- _AIM_
Copy every line of the records below where the word "Sulfate" occurs.
START
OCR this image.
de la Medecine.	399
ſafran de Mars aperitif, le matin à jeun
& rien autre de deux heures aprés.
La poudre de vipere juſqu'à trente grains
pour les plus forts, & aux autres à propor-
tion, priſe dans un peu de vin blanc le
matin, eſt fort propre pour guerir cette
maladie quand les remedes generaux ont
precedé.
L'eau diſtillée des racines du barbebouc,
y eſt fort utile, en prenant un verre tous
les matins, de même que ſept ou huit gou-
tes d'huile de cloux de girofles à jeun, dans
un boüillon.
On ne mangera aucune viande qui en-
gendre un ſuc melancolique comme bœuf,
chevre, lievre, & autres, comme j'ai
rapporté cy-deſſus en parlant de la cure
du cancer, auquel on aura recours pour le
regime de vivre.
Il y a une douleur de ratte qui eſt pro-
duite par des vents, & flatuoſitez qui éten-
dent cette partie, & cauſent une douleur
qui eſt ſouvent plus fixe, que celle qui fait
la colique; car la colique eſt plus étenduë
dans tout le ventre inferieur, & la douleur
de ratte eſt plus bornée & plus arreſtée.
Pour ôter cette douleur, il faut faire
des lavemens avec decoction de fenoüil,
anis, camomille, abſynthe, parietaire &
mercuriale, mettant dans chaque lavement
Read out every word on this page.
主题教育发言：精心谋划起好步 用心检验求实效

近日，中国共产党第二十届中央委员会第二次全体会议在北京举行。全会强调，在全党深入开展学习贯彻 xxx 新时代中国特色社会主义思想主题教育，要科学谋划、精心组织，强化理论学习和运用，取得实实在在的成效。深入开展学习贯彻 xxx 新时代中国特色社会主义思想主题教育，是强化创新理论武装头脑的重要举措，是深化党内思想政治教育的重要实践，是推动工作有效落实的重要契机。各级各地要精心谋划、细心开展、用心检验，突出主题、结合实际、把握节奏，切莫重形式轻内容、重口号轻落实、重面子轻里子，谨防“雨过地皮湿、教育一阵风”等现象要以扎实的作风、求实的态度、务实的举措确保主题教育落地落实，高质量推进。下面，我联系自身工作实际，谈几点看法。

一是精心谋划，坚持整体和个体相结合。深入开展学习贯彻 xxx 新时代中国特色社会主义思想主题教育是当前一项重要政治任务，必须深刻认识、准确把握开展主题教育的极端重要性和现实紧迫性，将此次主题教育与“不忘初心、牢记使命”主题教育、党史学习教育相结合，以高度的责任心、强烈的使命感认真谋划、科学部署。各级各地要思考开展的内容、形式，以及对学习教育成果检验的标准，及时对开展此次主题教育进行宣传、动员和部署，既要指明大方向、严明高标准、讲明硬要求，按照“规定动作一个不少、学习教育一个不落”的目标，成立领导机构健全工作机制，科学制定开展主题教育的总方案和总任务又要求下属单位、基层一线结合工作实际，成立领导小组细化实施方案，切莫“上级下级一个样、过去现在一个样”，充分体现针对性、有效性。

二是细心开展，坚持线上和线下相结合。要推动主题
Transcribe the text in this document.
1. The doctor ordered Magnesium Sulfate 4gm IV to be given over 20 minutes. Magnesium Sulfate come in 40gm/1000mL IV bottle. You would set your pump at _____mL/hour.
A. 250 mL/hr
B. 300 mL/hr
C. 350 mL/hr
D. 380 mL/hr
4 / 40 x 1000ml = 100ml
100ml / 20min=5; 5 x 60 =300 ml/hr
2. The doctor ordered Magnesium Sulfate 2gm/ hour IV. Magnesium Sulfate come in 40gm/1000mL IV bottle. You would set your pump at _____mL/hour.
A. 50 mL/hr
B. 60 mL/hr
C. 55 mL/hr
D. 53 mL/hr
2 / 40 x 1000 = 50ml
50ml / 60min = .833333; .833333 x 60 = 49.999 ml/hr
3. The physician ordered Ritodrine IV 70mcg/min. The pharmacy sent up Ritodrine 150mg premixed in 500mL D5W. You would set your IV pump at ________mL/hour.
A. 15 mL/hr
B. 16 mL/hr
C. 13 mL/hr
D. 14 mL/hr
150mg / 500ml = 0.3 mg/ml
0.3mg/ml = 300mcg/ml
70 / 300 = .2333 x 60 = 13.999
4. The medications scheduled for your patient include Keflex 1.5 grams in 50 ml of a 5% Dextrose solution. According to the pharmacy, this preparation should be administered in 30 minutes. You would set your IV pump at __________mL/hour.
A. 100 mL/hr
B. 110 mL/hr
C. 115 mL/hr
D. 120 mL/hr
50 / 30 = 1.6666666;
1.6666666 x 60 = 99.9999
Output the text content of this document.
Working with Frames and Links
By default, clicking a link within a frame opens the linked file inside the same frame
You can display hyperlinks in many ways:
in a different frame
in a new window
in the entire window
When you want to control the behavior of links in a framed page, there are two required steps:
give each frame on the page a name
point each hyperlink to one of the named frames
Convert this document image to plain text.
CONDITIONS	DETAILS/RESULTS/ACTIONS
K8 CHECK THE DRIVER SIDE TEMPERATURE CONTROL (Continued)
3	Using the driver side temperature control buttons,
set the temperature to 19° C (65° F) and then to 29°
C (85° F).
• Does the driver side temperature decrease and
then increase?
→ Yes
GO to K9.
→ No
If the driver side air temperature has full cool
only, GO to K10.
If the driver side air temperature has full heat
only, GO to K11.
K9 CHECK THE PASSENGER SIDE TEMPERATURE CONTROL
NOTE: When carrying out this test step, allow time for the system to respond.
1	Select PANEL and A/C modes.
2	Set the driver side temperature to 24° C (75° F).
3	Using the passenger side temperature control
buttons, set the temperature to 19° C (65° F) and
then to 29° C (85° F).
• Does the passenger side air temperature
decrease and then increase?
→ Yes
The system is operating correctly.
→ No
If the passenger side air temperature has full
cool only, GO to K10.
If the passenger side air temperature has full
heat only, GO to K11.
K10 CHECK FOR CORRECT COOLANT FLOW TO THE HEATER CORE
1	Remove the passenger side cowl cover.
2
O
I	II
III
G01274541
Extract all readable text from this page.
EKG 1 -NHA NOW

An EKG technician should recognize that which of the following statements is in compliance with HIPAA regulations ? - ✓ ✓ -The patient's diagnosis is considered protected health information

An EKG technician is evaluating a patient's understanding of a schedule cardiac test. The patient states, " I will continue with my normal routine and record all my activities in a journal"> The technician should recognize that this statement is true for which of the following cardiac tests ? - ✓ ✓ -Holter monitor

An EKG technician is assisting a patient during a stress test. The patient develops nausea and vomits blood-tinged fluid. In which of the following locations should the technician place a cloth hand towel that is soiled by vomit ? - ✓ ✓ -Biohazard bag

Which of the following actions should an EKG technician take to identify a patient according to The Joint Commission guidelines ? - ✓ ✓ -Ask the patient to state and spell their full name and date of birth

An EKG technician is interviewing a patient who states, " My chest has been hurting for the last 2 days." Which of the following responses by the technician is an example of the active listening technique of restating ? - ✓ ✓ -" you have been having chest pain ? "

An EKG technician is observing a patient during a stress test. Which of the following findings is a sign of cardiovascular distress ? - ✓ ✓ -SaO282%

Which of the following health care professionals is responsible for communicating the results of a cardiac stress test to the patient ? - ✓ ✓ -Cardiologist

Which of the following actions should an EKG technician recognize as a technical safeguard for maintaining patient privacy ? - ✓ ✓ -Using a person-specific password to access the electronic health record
END
- _THE RESULT_
1. The doctor ordered Magnesium Sulfate 4gm IV to be given over 20 minutes. Magnesium Sulfate come in 40gm/1000mL IV bottle. You would set your pump at _____mL/hour.
2. The doctor ordered Magnesium Sulfate 2gm/ hour IV. Magnesium Sulfate come in 40gm/1000mL IV bottle. You would set your pump at _____mL/hour.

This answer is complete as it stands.